§ The exercise
Write out every record below exactly as it appears.

§ Provided entries

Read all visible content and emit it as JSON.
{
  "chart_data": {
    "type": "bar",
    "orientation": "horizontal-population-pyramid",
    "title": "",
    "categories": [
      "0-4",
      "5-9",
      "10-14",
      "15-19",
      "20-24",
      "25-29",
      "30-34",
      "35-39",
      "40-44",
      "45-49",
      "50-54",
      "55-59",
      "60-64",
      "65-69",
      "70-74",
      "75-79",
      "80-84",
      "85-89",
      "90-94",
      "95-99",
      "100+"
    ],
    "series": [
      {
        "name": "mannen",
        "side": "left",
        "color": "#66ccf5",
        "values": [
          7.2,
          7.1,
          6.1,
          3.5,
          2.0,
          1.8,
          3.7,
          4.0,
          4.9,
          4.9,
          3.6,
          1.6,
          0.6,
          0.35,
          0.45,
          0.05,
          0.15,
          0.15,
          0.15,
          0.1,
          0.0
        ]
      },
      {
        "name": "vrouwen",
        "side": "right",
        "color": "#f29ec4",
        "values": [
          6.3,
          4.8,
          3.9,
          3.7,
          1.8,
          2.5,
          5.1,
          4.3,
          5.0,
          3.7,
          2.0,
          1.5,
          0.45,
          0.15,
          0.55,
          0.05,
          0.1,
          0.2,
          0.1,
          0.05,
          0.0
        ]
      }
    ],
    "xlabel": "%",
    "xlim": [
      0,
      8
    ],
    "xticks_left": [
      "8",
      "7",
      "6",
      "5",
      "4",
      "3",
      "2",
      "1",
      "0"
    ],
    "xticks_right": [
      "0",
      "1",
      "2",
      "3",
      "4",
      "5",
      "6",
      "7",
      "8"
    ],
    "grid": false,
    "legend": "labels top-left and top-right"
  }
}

§ Result
Read all visible content and emit it as JSON.
{
  "chart_data": {
    "type": "bar",
    "orientation": "horizontal-population-pyramid",
    "title": "",
    "categories": [
      "0-4",
      "5-9",
      "10-14",
      "15-19",
      "20-24",
      "25-29",
      "30-34",
      "35-39",
      "40-44",
      "45-49",
      "50-54",
      "55-59",
      "60-64",
      "65-69",
      "70-74",
      "75-79",
      "80-84",
      "85-89",
      "90-94",
      "95-99",
      "100+"
    ],
    "series": [
      {
        "name": "mannen",
        "side": "left",
        "color": "#66ccf5",
        "values": [
          7.2,
          7.1,
          6.1,
          3.5,
          2.0,
          1.8,
          3.7,
          4.0,
          4.9,
          4.9,
          3.6,
          1.6,
          0.6,
          0.35,
          0.45,
          0.05,
          0.15,
          0.15,
          0.15,
          0.1,
          0.0
        ]
      },
      {
        "name": "vrouwen",
        "side": "right",
        "color": "#f29ec4",
        "values": [
          6.3,
          4.8,
          3.9,
          3.7,
          1.8,
          2.5,
          5.1,
          4.3,
          5.0,
          3.7,
          2.0,
          1.5,
          0.45,
          0.15,
          0.55,
          0.05,
          0.1,
          0.2,
          0.1,
          0.05,
          0.0
        ]
      }
    ],
    "xlabel": "%",
    "xlim": [
      0,
      8
    ],
    "xticks_left": [
      "8",
      "7",
      "6",
      "5",
      "4",
      "3",
      "2",
      "1",
      "0"
    ],
    "xticks_right": [
      "0",
      "1",
      "2",
      "3",
      "4",
      "5",
      "6",
      "7",
      "8"
    ],
    "grid": false,
    "legend": "labels top-left and top-right"
  }
}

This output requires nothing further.